- [Exercise aim]: Write out all records as given; omit images.

- [Data listing]:
━━━━━━
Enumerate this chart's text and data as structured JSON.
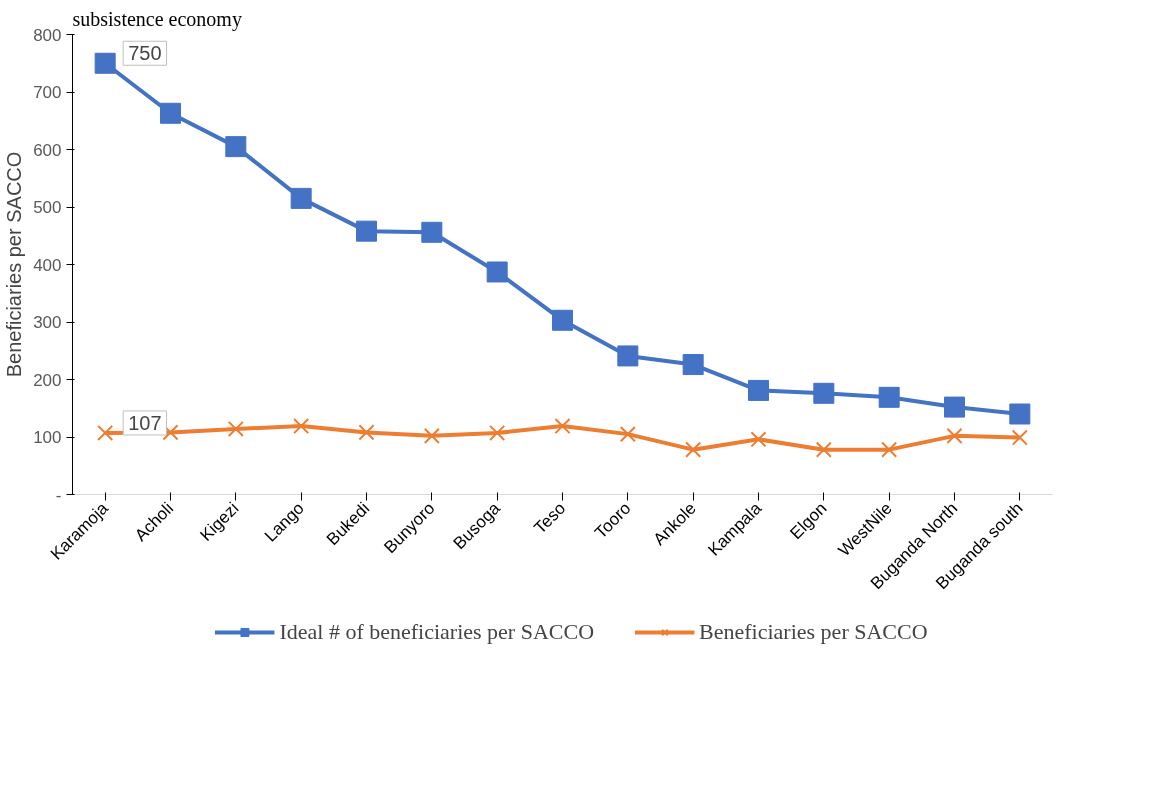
{
  "chart_data": {
    "type": "line",
    "title": "subsistence economy",
    "ylabel": "Beneficiaries per SACCO",
    "categories": [
      "Karamoja",
      "Acholi",
      "Kigezi",
      "Lango",
      "Bukedi",
      "Bunyoro",
      "Busoga",
      "Teso",
      "Tooro",
      "Ankole",
      "Kampala",
      "Elgon",
      "WestNile",
      "Buganda North",
      "Buganda south"
    ],
    "series": [
      {
        "name": "Ideal # of beneficiaries per SACCO",
        "color": "#4472c4",
        "marker": "square",
        "values": [
          750,
          663,
          605,
          515,
          458,
          456,
          387,
          303,
          241,
          226,
          181,
          176,
          169,
          152,
          140
        ],
        "value_labels": [
          "750",
          null,
          null,
          null,
          null,
          null,
          null,
          null,
          null,
          null,
          null,
          null,
          null,
          null,
          null
        ]
      },
      {
        "name": "Beneficiaries per SACCO",
        "color": "#ed7d31",
        "marker": "cross",
        "values": [
          107,
          108,
          114,
          119,
          108,
          102,
          107,
          119,
          105,
          78,
          96,
          78,
          78,
          102,
          99
        ],
        "value_labels": [
          "107",
          null,
          null,
          null,
          null,
          null,
          null,
          null,
          null,
          null,
          null,
          null,
          null,
          null,
          null
        ]
      }
    ],
    "ylim": [
      0,
      800
    ],
    "yticks": [
      {
        "value": 0,
        "label": "-"
      },
      100,
      200,
      300,
      400,
      500,
      600,
      700,
      800
    ],
    "grid": false,
    "legend": "bottom",
    "line_style": "solid"
  }
}
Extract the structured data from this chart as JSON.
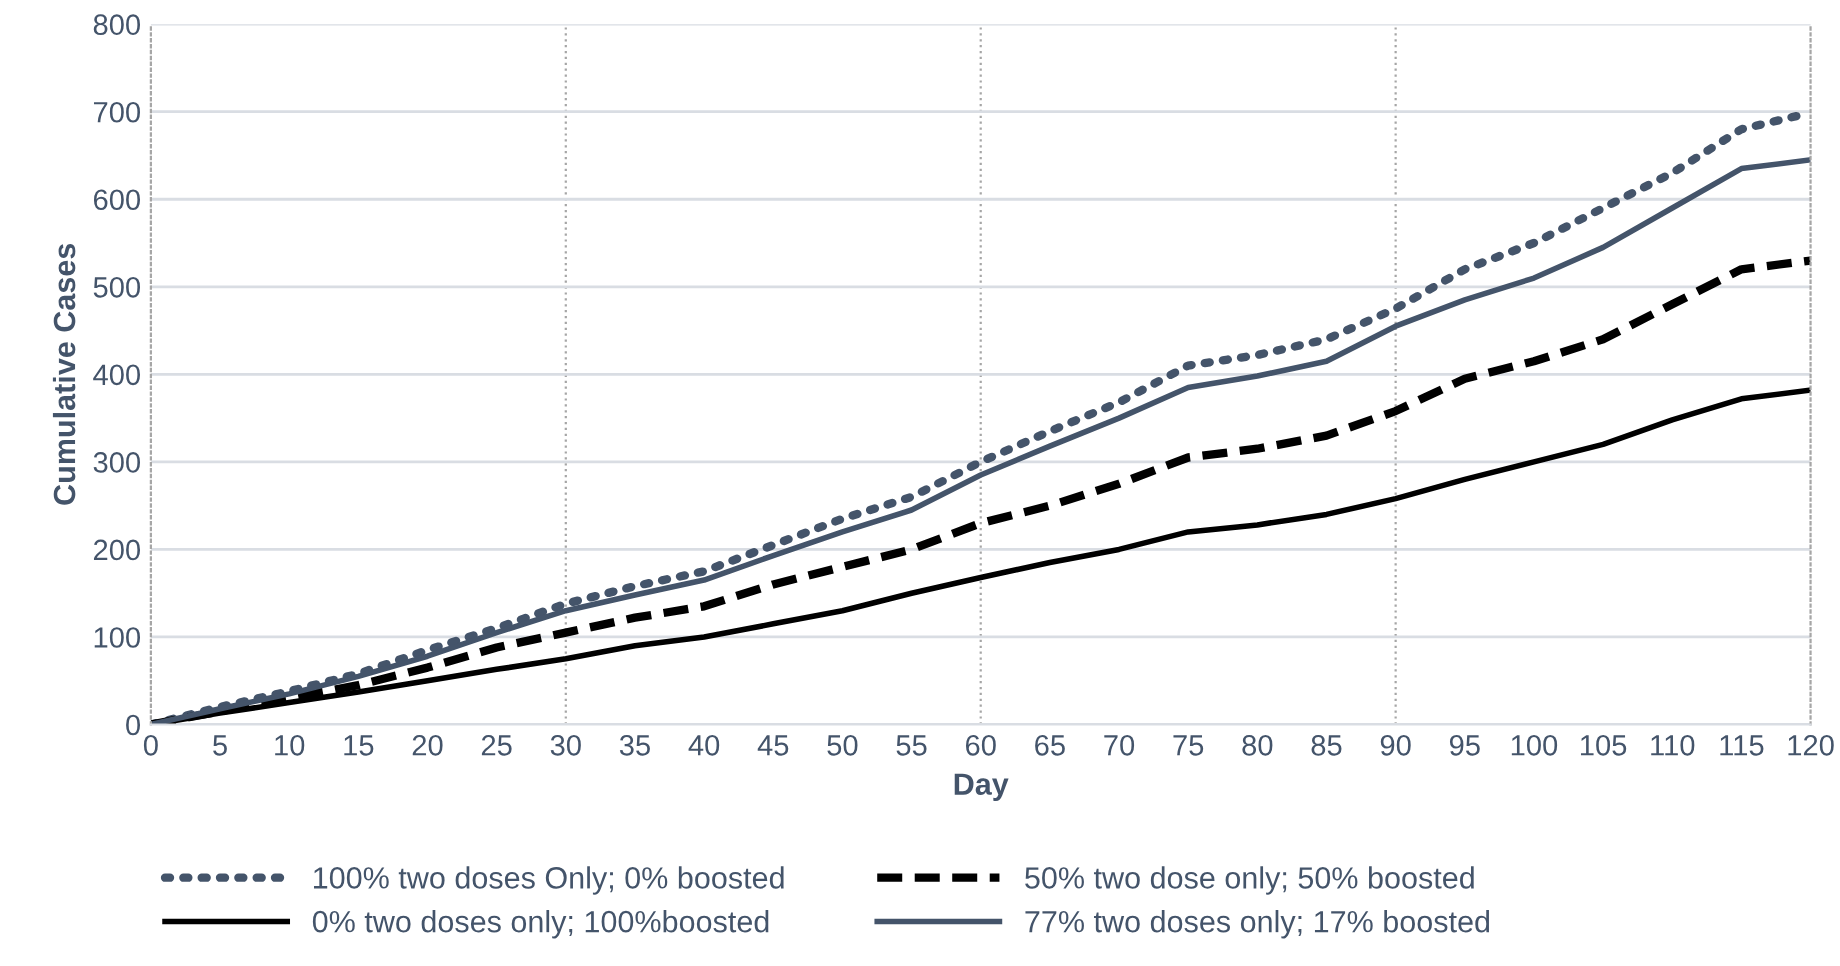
{
  "chart_data": {
    "type": "line",
    "xlabel": "Day",
    "ylabel": "Cumulative Cases",
    "x": [
      0,
      5,
      10,
      15,
      20,
      25,
      30,
      35,
      40,
      45,
      50,
      55,
      60,
      65,
      70,
      75,
      80,
      85,
      90,
      95,
      100,
      105,
      110,
      115,
      120
    ],
    "xlim": [
      0,
      120
    ],
    "xticks": [
      0,
      5,
      10,
      15,
      20,
      25,
      30,
      35,
      40,
      45,
      50,
      55,
      60,
      65,
      70,
      75,
      80,
      85,
      90,
      95,
      100,
      105,
      110,
      115,
      120
    ],
    "ylim": [
      0,
      800
    ],
    "yticks": [
      0,
      100,
      200,
      300,
      400,
      500,
      600,
      700,
      800
    ],
    "grid": "y",
    "legend": "bottom",
    "marker": "none",
    "ref_lines": [
      {
        "axis": "x",
        "value": 30,
        "label": null,
        "color": "#a6a6a6",
        "line_style": "dotted"
      },
      {
        "axis": "x",
        "value": 60,
        "label": null,
        "color": "#a6a6a6",
        "line_style": "dotted"
      },
      {
        "axis": "x",
        "value": 90,
        "label": null,
        "color": "#a6a6a6",
        "line_style": "dotted"
      }
    ],
    "series": [
      {
        "name": "100% two doses Only; 0% boosted",
        "color": "#44546a",
        "line_style": "dotted",
        "x": [
          0,
          5,
          10,
          15,
          20,
          25,
          30,
          35,
          40,
          45,
          50,
          55,
          60,
          65,
          70,
          75,
          80,
          85,
          90,
          95,
          100,
          105,
          110,
          115,
          119
        ],
        "values": [
          0,
          20,
          38,
          58,
          85,
          110,
          138,
          158,
          175,
          205,
          235,
          260,
          300,
          335,
          368,
          410,
          422,
          440,
          475,
          520,
          550,
          590,
          630,
          680,
          695
        ]
      },
      {
        "name": "50% two dose only; 50% boosted",
        "color": "#000000",
        "line_style": "dashed",
        "values": [
          0,
          15,
          30,
          45,
          65,
          88,
          105,
          122,
          135,
          160,
          180,
          200,
          230,
          250,
          275,
          305,
          315,
          330,
          358,
          395,
          415,
          440,
          480,
          520,
          530
        ]
      },
      {
        "name": "0% two doses only; 100%boosted",
        "color": "#000000",
        "line_style": "solid",
        "values": [
          0,
          13,
          25,
          37,
          50,
          63,
          75,
          90,
          100,
          115,
          130,
          150,
          168,
          185,
          200,
          220,
          228,
          240,
          258,
          280,
          300,
          320,
          348,
          372,
          382
        ]
      },
      {
        "name": "77% two doses only; 17% boosted",
        "color": "#44546a",
        "line_style": "solid",
        "values": [
          0,
          18,
          35,
          55,
          78,
          105,
          130,
          148,
          165,
          193,
          220,
          245,
          285,
          318,
          350,
          385,
          398,
          415,
          455,
          485,
          510,
          545,
          590,
          635,
          645
        ]
      }
    ]
  }
}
━━━━━━
- [Final answer]:
Enumerate this chart's text and data as structured JSON.
{
  "chart_data": {
    "type": "line",
    "title": "subsistence economy",
    "ylabel": "Beneficiaries per SACCO",
    "categories": [
      "Karamoja",
      "Acholi",
      "Kigezi",
      "Lango",
      "Bukedi",
      "Bunyoro",
      "Busoga",
      "Teso",
      "Tooro",
      "Ankole",
      "Kampala",
      "Elgon",
      "WestNile",
      "Buganda North",
      "Buganda south"
    ],
    "series": [
      {
        "name": "Ideal # of beneficiaries per SACCO",
        "color": "#4472c4",
        "marker": "square",
        "values": [
          750,
          663,
          605,
          515,
          458,
          456,
          387,
          303,
          241,
          226,
          181,
          176,
          169,
          152,
          140
        ],
        "value_labels": [
          "750",
          null,
          null,
          null,
          null,
          null,
          null,
          null,
          null,
          null,
          null,
          null,
          null,
          null,
          null
        ]
      },
      {
        "name": "Beneficiaries per SACCO",
        "color": "#ed7d31",
        "marker": "cross",
        "values": [
          107,
          108,
          114,
          119,
          108,
          102,
          107,
          119,
          105,
          78,
          96,
          78,
          78,
          102,
          99
        ],
        "value_labels": [
          "107",
          null,
          null,
          null,
          null,
          null,
          null,
          null,
          null,
          null,
          null,
          null,
          null,
          null,
          null
        ]
      }
    ],
    "ylim": [
      0,
      800
    ],
    "yticks": [
      {
        "value": 0,
        "label": "-"
      },
      100,
      200,
      300,
      400,
      500,
      600,
      700,
      800
    ],
    "grid": false,
    "legend": "bottom",
    "line_style": "solid"
  }
}
Extract the structured data from this chart as JSON.
{
  "chart_data": {
    "type": "line",
    "xlabel": "Day",
    "ylabel": "Cumulative Cases",
    "x": [
      0,
      5,
      10,
      15,
      20,
      25,
      30,
      35,
      40,
      45,
      50,
      55,
      60,
      65,
      70,
      75,
      80,
      85,
      90,
      95,
      100,
      105,
      110,
      115,
      120
    ],
    "xlim": [
      0,
      120
    ],
    "xticks": [
      0,
      5,
      10,
      15,
      20,
      25,
      30,
      35,
      40,
      45,
      50,
      55,
      60,
      65,
      70,
      75,
      80,
      85,
      90,
      95,
      100,
      105,
      110,
      115,
      120
    ],
    "ylim": [
      0,
      800
    ],
    "yticks": [
      0,
      100,
      200,
      300,
      400,
      500,
      600,
      700,
      800
    ],
    "grid": "y",
    "legend": "bottom",
    "marker": "none",
    "ref_lines": [
      {
        "axis": "x",
        "value": 30,
        "label": null,
        "color": "#a6a6a6",
        "line_style": "dotted"
      },
      {
        "axis": "x",
        "value": 60,
        "label": null,
        "color": "#a6a6a6",
        "line_style": "dotted"
      },
      {
        "axis": "x",
        "value": 90,
        "label": null,
        "color": "#a6a6a6",
        "line_style": "dotted"
      }
    ],
    "series": [
      {
        "name": "100% two doses Only; 0% boosted",
        "color": "#44546a",
        "line_style": "dotted",
        "x": [
          0,
          5,
          10,
          15,
          20,
          25,
          30,
          35,
          40,
          45,
          50,
          55,
          60,
          65,
          70,
          75,
          80,
          85,
          90,
          95,
          100,
          105,
          110,
          115,
          119
        ],
        "values": [
          0,
          20,
          38,
          58,
          85,
          110,
          138,
          158,
          175,
          205,
          235,
          260,
          300,
          335,
          368,
          410,
          422,
          440,
          475,
          520,
          550,
          590,
          630,
          680,
          695
        ]
      },
      {
        "name": "50% two dose only; 50% boosted",
        "color": "#000000",
        "line_style": "dashed",
        "values": [
          0,
          15,
          30,
          45,
          65,
          88,
          105,
          122,
          135,
          160,
          180,
          200,
          230,
          250,
          275,
          305,
          315,
          330,
          358,
          395,
          415,
          440,
          480,
          520,
          530
        ]
      },
      {
        "name": "0% two doses only; 100%boosted",
        "color": "#000000",
        "line_style": "solid",
        "values": [
          0,
          13,
          25,
          37,
          50,
          63,
          75,
          90,
          100,
          115,
          130,
          150,
          168,
          185,
          200,
          220,
          228,
          240,
          258,
          280,
          300,
          320,
          348,
          372,
          382
        ]
      },
      {
        "name": "77% two doses only; 17% boosted",
        "color": "#44546a",
        "line_style": "solid",
        "values": [
          0,
          18,
          35,
          55,
          78,
          105,
          130,
          148,
          165,
          193,
          220,
          245,
          285,
          318,
          350,
          385,
          398,
          415,
          455,
          485,
          510,
          545,
          590,
          635,
          645
        ]
      }
    ]
  }
}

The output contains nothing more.